### Written instruction
Locate each line holding the string "Record" and copy it.

[Data items]
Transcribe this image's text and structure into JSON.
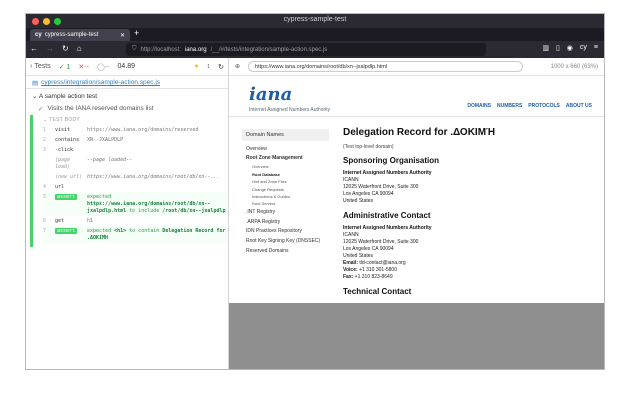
{
  "window": {
    "title": "cypress-sample-test"
  },
  "tabs": [
    {
      "label": "cypress-sample-test",
      "icon": "cy"
    }
  ],
  "browser": {
    "url_prefix": "http://localhost:",
    "url_host": "iana.org",
    "url_path": "/__/#/tests/integration/sample-action.spec.js"
  },
  "stats": {
    "tests_label": "Tests",
    "passed": "1",
    "failed": "--",
    "pending": "--",
    "duration": "04.89"
  },
  "spec": {
    "path": "cypress/integration/sample-action.spec.js"
  },
  "suite": {
    "title": "A sample action test"
  },
  "test": {
    "title": "Visits the IANA reserved domains list",
    "body_label": "TEST BODY"
  },
  "commands": [
    {
      "num": "1",
      "name": "visit",
      "msg": "https://www.iana.org/domains/reserved"
    },
    {
      "num": "2",
      "name": "contains",
      "msg": "XN--JXALPDLP"
    },
    {
      "num": "3",
      "name": "-click",
      "msg": ""
    },
    {
      "num": "",
      "name": "(page load)",
      "msg": "--page loaded--",
      "muted": true
    },
    {
      "num": "",
      "name": "(new url)",
      "msg": "https://www.iana.org/domains/root/db/xn--...",
      "muted": true
    },
    {
      "num": "4",
      "name": "url",
      "msg": ""
    },
    {
      "num": "5",
      "name": "assert",
      "msg_pre": "expected ",
      "msg_val": "https://www.iana.org/domains/root/db/xn--jxalpdlp.html",
      "msg_mid": " to include ",
      "msg_val2": "/root/db/xn--jxalpdlp",
      "assert": true
    },
    {
      "num": "6",
      "name": "get",
      "msg": "h1"
    },
    {
      "num": "7",
      "name": "assert",
      "msg_pre": "expected ",
      "msg_val": "<h1>",
      "msg_mid": " to contain ",
      "msg_val2": "Delegation Record for .ΔΟΚΙΜΉ",
      "assert": true
    }
  ],
  "aut": {
    "url": "https://www.iana.org/domains/root/db/xn--jxalpdlp.html",
    "size": "1000 x 660",
    "scale": "(63%)"
  },
  "iana": {
    "logo": "iana",
    "logo_sub": "Internet Assigned Numbers Authority",
    "nav": [
      "DOMAINS",
      "NUMBERS",
      "PROTOCOLS",
      "ABOUT US"
    ],
    "sidebar_head": "Domain Names",
    "sidebar": [
      {
        "label": "Overview",
        "level": 0
      },
      {
        "label": "Root Zone Management",
        "level": 0,
        "active": true
      },
      {
        "label": "Overview",
        "level": 1
      },
      {
        "label": "Root Database",
        "level": 1,
        "active": true
      },
      {
        "label": "Hint and Zone Files",
        "level": 1
      },
      {
        "label": "Change Requests",
        "level": 1
      },
      {
        "label": "Instructions & Guides",
        "level": 1
      },
      {
        "label": "Root Servers",
        "level": 1
      },
      {
        "label": ".INT Registry",
        "level": 0
      },
      {
        "label": ".ARPA Registry",
        "level": 0
      },
      {
        "label": "IDN Practices Repository",
        "level": 0
      },
      {
        "label": "Root Key Signing Key (DNSSEC)",
        "level": 0
      },
      {
        "label": "Reserved Domains",
        "level": 0
      }
    ],
    "heading": "Delegation Record for .ΔΟΚΙΜΉ",
    "note": "(Test top-level domain)",
    "sponsor_heading": "Sponsoring Organisation",
    "sponsor_org": "Internet Assigned Numbers Authority",
    "sponsor_lines": [
      "ICANN",
      "12025 Waterfront Drive, Suite 300",
      "Los Angeles CA 90094",
      "United States"
    ],
    "admin_heading": "Administrative Contact",
    "admin_org": "Internet Assigned Numbers Authority",
    "admin_lines": [
      "ICANN",
      "12025 Waterfront Drive, Suite 300",
      "Los Angeles CA 90094",
      "United States"
    ],
    "admin_email_label": "Email:",
    "admin_email": "tld-contact@iana.org",
    "admin_voice_label": "Voice:",
    "admin_voice": "+1 310 301-5800",
    "admin_fax_label": "Fax:",
    "admin_fax": "+1 310 823-8649",
    "tech_heading": "Technical Contact"
  }
}
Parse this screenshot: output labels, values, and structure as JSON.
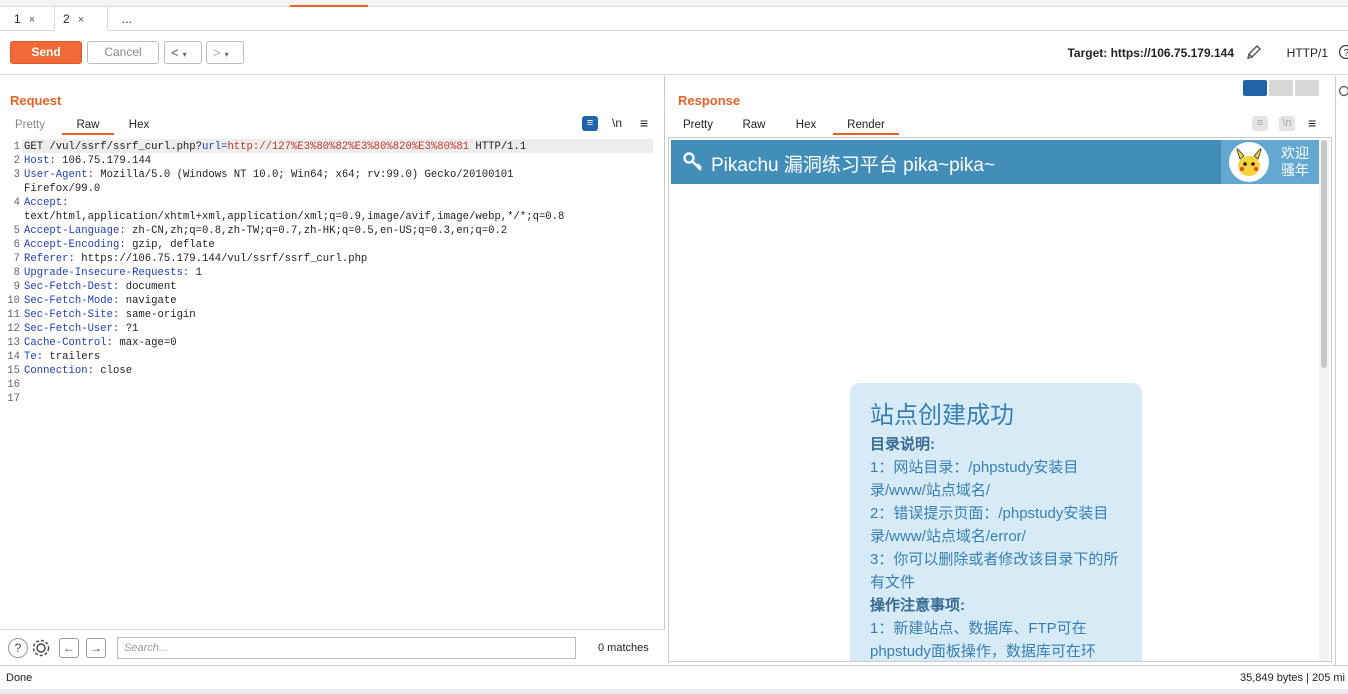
{
  "tabs": [
    {
      "label": "1",
      "close": "×"
    },
    {
      "label": "2",
      "close": "×"
    },
    {
      "label": "..."
    }
  ],
  "toolbar": {
    "send_label": "Send",
    "cancel_label": "Cancel",
    "back_label": "<",
    "forward_label": ">",
    "dropdown_glyph": "▾",
    "target_label": "Target: https://106.75.179.144",
    "protocol_label": "HTTP/1"
  },
  "request": {
    "title": "Request",
    "tabs": [
      "Pretty",
      "Raw",
      "Hex"
    ],
    "active_tab": "Raw",
    "wrap_icon": "≡",
    "newline_label": "\\n",
    "menu_icon": "≡",
    "lines": [
      {
        "n": "1",
        "key": "GET /vul/ssrf/ssrf_curl.php?",
        "param": "url=",
        "url": "http://127%E3%80%82%E3%80%820%E3%80%81",
        "rest": " HTTP/1.1"
      },
      {
        "n": "2",
        "key": "Host:",
        "val": " 106.75.179.144"
      },
      {
        "n": "3",
        "key": "User-Agent:",
        "val": " Mozilla/5.0 (Windows NT 10.0; Win64; x64; rv:99.0) Gecko/20100101"
      },
      {
        "n": "",
        "key": "",
        "val": "Firefox/99.0"
      },
      {
        "n": "4",
        "key": "Accept:",
        "val": ""
      },
      {
        "n": "",
        "key": "",
        "val": "text/html,application/xhtml+xml,application/xml;q=0.9,image/avif,image/webp,*/*;q=0.8"
      },
      {
        "n": "5",
        "key": "Accept-Language:",
        "val": " zh-CN,zh;q=0.8,zh-TW;q=0.7,zh-HK;q=0.5,en-US;q=0.3,en;q=0.2"
      },
      {
        "n": "6",
        "key": "Accept-Encoding:",
        "val": " gzip, deflate"
      },
      {
        "n": "7",
        "key": "Referer:",
        "val": " https://106.75.179.144/vul/ssrf/ssrf_curl.php"
      },
      {
        "n": "8",
        "key": "Upgrade-Insecure-Requests:",
        "val": " 1"
      },
      {
        "n": "9",
        "key": "Sec-Fetch-Dest:",
        "val": " document"
      },
      {
        "n": "10",
        "key": "Sec-Fetch-Mode:",
        "val": " navigate"
      },
      {
        "n": "11",
        "key": "Sec-Fetch-Site:",
        "val": " same-origin"
      },
      {
        "n": "12",
        "key": "Sec-Fetch-User:",
        "val": " ?1"
      },
      {
        "n": "13",
        "key": "Cache-Control:",
        "val": " max-age=0"
      },
      {
        "n": "14",
        "key": "Te:",
        "val": " trailers"
      },
      {
        "n": "15",
        "key": "Connection:",
        "val": " close"
      },
      {
        "n": "16",
        "key": "",
        "val": ""
      },
      {
        "n": "17",
        "key": "",
        "val": ""
      }
    ],
    "search_placeholder": "Search...",
    "matches_label": "0 matches"
  },
  "response": {
    "title": "Response",
    "tabs": [
      "Pretty",
      "Raw",
      "Hex",
      "Render"
    ],
    "active_tab": "Render",
    "newline_label": "\\n",
    "render": {
      "site_title": "Pikachu 漏洞练习平台 pika~pika~",
      "welcome_line1": "欢迎",
      "welcome_line2": "骚年",
      "card_heading": "站点创建成功",
      "card_lines": [
        {
          "bold": true,
          "text": "目录说明:"
        },
        {
          "bold": false,
          "text": "1：网站目录：/phpstudy安装目录/www/站点域名/"
        },
        {
          "bold": false,
          "text": "2：错误提示页面：/phpstudy安装目录/www/站点域名/error/"
        },
        {
          "bold": false,
          "text": "3：你可以删除或者修改该目录下的所有文件"
        },
        {
          "bold": true,
          "text": "操作注意事项:"
        },
        {
          "bold": false,
          "text": "1：新建站点、数据库、FTP可在phpstudy面板操作，数据库可在环"
        }
      ]
    }
  },
  "status": {
    "left": "Done",
    "right": "35,849 bytes | 205 mi"
  },
  "colors": {
    "accent": "#e8622a",
    "send_bg": "#ef6a36",
    "pikachu_header": "#438eb9",
    "card_bg": "#d6ebf6"
  }
}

### Output for this task
      "msg_val2": "Delegation Record for .ΔΟΚΙΜΉ",
    "heading": "Delegation Record for .ΔΟΚΙΜΉ",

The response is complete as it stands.